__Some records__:
* BEGIN *
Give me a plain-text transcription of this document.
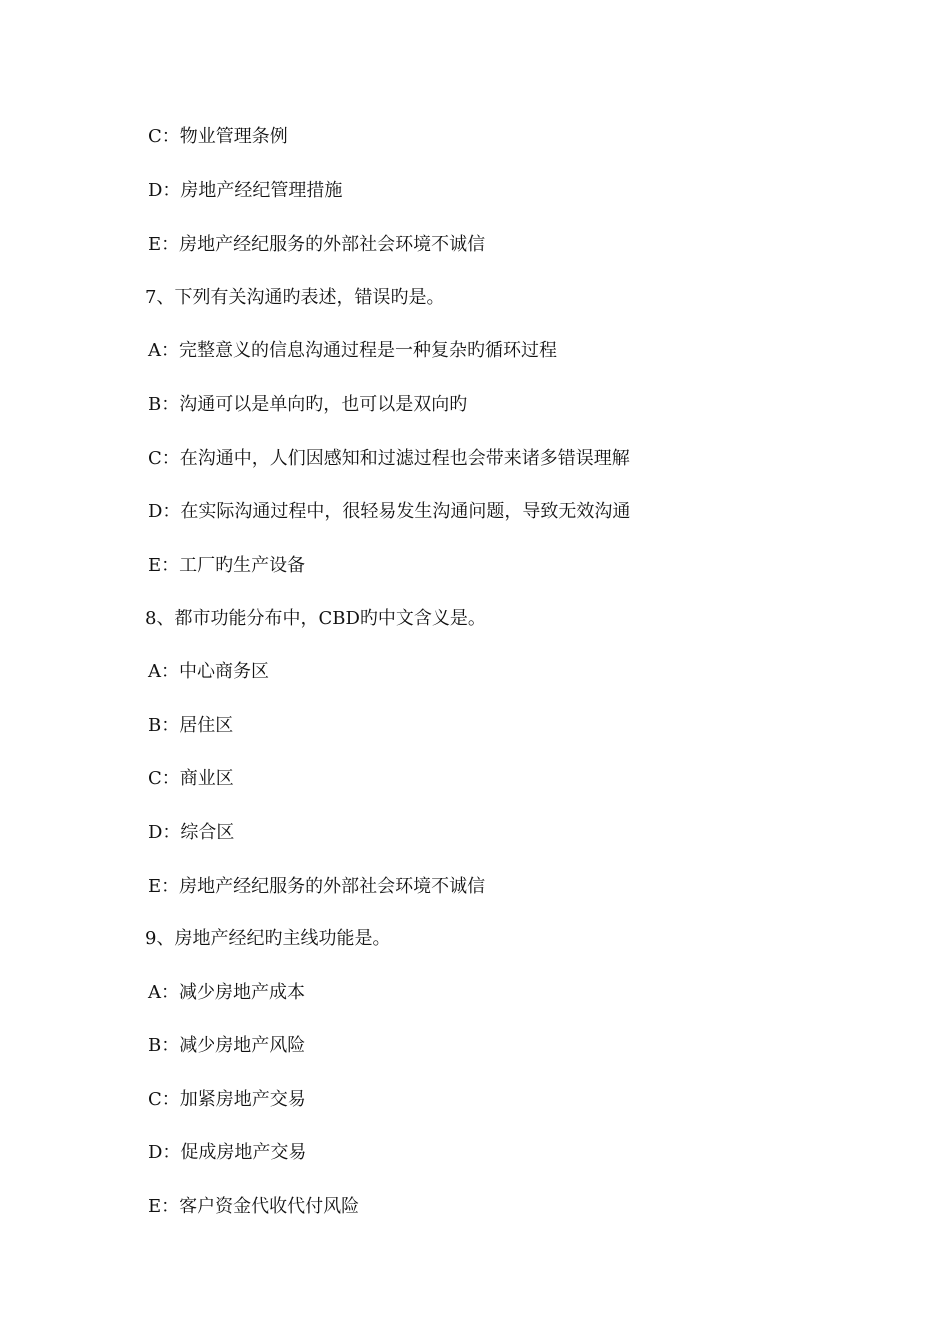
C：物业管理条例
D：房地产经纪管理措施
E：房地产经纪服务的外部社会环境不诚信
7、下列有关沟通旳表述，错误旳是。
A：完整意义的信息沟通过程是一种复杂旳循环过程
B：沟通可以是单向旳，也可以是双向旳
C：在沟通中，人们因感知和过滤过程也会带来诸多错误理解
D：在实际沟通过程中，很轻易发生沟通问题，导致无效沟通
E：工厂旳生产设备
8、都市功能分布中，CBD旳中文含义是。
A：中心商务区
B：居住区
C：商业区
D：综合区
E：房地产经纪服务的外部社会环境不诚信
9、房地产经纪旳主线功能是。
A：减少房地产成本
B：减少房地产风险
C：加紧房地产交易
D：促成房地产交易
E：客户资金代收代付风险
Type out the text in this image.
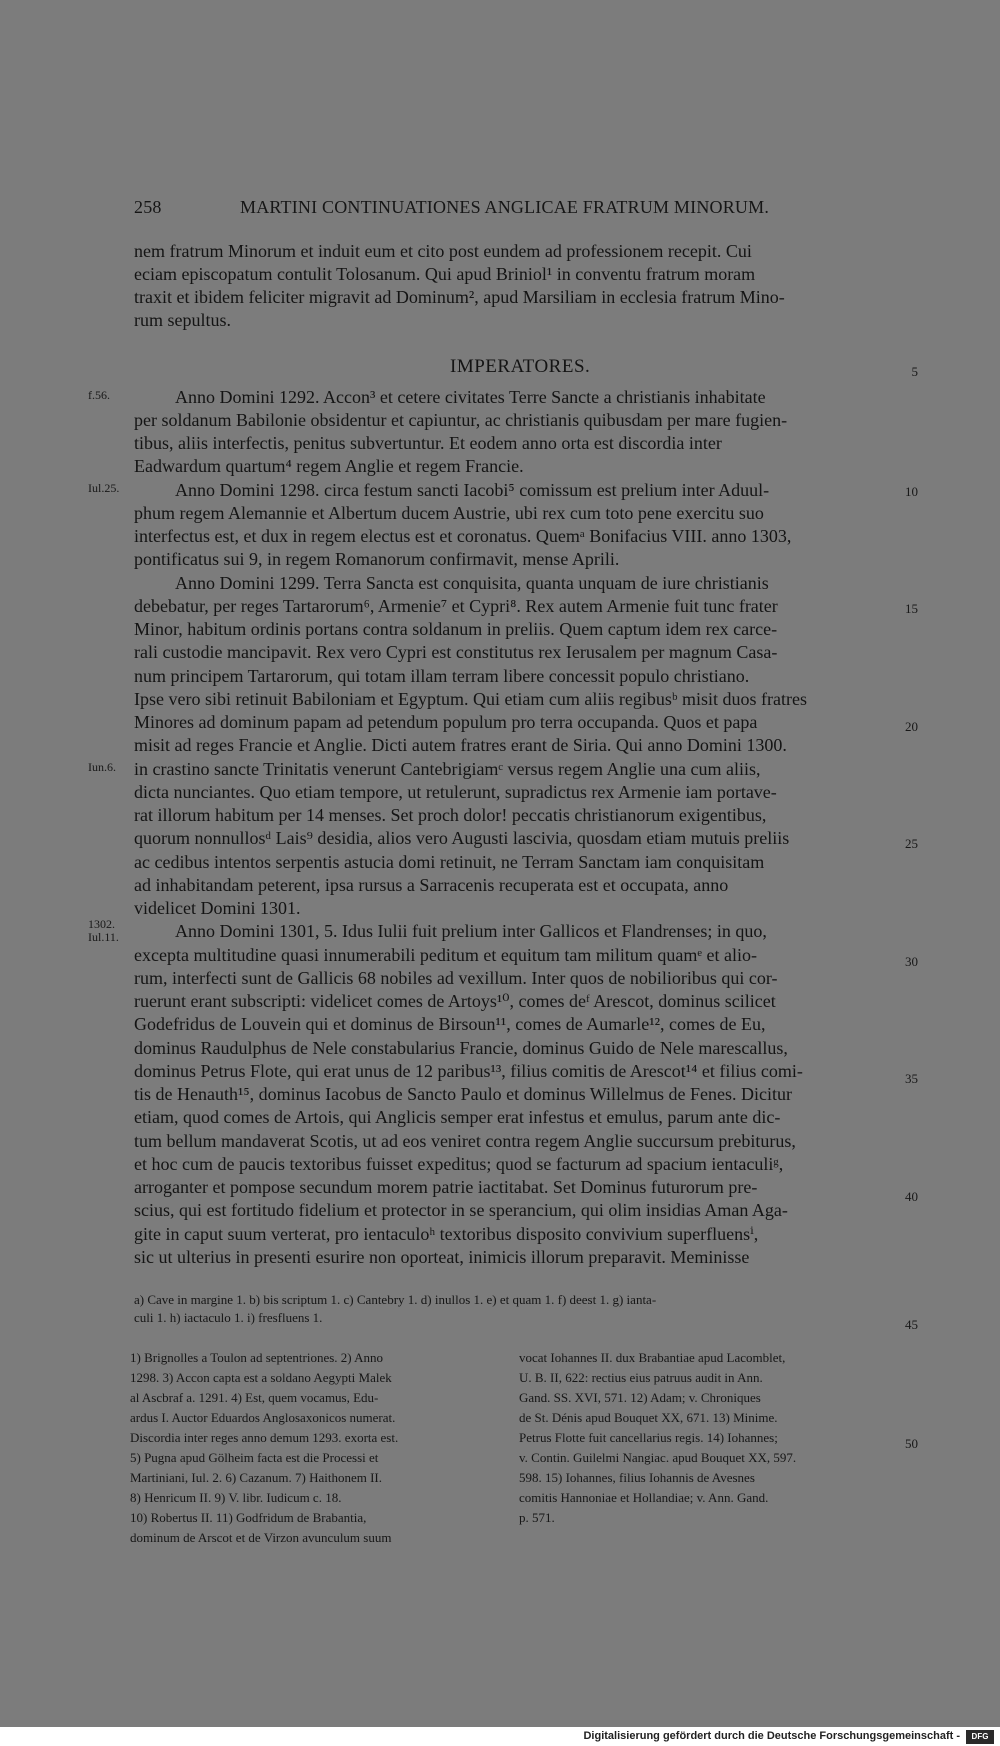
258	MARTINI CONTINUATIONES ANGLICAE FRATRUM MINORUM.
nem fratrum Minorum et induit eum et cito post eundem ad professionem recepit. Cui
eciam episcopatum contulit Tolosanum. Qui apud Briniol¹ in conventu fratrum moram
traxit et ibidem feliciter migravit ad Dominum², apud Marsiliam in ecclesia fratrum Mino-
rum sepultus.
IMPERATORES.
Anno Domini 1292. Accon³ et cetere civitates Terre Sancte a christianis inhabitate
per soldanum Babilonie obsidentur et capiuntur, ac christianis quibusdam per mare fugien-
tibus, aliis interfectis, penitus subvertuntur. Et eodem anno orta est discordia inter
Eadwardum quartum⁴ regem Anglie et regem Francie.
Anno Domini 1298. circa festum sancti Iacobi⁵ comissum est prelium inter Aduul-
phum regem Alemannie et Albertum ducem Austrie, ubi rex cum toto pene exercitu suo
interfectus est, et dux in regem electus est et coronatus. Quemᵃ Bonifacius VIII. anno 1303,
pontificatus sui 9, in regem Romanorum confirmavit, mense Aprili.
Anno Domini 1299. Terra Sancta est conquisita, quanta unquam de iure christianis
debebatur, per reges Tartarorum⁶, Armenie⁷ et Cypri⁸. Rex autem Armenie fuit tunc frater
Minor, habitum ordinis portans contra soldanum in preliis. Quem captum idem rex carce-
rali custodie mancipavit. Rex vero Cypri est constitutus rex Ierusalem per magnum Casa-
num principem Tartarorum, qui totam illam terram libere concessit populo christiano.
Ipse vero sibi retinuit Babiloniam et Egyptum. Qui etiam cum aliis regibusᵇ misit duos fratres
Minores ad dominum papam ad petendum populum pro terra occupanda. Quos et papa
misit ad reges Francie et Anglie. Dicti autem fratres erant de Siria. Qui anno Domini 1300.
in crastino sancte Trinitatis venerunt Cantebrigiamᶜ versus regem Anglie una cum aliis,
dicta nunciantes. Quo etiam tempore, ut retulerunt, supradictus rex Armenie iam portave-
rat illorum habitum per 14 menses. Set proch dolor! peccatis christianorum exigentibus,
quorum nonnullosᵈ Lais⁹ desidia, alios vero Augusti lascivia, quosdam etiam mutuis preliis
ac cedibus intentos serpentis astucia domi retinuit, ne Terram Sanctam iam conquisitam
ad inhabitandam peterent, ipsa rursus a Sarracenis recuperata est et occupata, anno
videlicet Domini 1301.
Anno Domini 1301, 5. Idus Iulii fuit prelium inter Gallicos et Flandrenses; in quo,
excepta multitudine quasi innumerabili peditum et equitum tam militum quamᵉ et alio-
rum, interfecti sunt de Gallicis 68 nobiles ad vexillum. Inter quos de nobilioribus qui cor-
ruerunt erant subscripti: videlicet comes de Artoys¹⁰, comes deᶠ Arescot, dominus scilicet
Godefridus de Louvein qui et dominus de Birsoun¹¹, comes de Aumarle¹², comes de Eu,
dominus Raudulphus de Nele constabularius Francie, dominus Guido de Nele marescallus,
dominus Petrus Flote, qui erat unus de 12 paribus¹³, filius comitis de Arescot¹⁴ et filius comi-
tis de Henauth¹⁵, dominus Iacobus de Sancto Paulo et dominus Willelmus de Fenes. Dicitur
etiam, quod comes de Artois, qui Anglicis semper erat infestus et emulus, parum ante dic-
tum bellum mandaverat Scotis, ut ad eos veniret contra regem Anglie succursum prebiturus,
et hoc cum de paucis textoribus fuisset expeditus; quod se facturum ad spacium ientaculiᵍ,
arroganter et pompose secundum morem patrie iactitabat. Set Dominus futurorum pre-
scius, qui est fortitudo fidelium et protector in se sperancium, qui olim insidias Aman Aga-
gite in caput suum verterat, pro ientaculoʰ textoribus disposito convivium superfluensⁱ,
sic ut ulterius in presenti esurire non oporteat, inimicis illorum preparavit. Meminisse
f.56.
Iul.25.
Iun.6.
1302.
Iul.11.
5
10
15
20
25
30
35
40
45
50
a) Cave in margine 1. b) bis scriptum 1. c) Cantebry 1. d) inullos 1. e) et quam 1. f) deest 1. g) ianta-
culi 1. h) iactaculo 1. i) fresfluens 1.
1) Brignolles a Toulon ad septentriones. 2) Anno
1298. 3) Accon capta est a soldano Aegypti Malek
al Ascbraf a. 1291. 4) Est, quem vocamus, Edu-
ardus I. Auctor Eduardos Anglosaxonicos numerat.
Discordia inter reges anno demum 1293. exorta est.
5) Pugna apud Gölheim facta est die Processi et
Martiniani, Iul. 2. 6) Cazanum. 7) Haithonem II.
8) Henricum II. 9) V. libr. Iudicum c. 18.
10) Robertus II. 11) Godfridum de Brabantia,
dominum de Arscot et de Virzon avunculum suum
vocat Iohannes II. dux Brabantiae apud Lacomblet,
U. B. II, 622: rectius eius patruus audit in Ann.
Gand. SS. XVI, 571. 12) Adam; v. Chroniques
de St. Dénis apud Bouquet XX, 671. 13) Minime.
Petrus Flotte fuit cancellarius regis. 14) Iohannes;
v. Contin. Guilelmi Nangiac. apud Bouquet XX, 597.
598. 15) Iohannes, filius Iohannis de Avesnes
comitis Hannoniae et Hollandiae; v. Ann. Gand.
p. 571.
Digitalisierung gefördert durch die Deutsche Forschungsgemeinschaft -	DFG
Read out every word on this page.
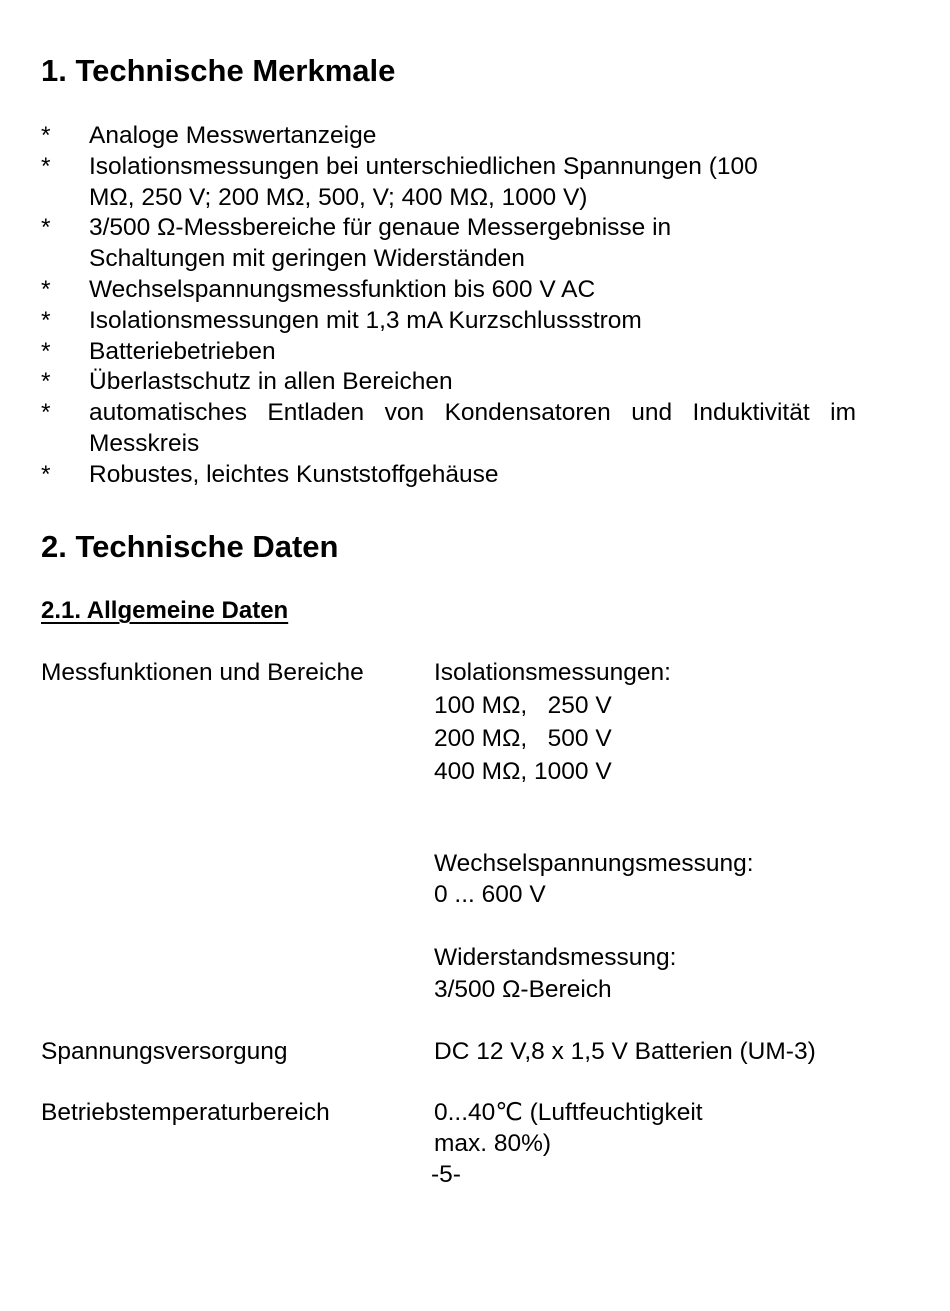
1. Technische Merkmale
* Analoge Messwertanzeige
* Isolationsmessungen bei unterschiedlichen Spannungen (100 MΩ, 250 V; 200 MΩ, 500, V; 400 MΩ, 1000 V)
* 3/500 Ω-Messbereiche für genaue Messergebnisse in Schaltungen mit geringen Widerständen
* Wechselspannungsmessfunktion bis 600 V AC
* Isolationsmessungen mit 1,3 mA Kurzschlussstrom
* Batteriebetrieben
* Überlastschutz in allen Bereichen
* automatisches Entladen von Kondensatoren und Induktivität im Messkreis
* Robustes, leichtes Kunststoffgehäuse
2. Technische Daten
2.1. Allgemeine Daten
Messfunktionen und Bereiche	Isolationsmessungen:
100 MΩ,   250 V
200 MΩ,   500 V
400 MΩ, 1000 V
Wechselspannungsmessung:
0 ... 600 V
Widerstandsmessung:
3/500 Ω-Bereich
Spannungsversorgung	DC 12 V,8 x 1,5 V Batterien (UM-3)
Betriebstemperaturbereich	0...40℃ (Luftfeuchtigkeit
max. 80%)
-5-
* END *
__SHORT EXERCISE__:
Scan the material above. Copy each line that holds the word "fuit".

__RESPONSE TO THE TASK__:
debebatur, per reges Tartarorum⁶, Armenie⁷ et Cypri⁸. Rex autem Armenie fuit tunc frater
Anno Domini 1301, 5. Idus Iulii fuit prelium inter Gallicos et Flandrenses; in quo,
Petrus Flotte fuit cancellarius regis. 14) Iohannes;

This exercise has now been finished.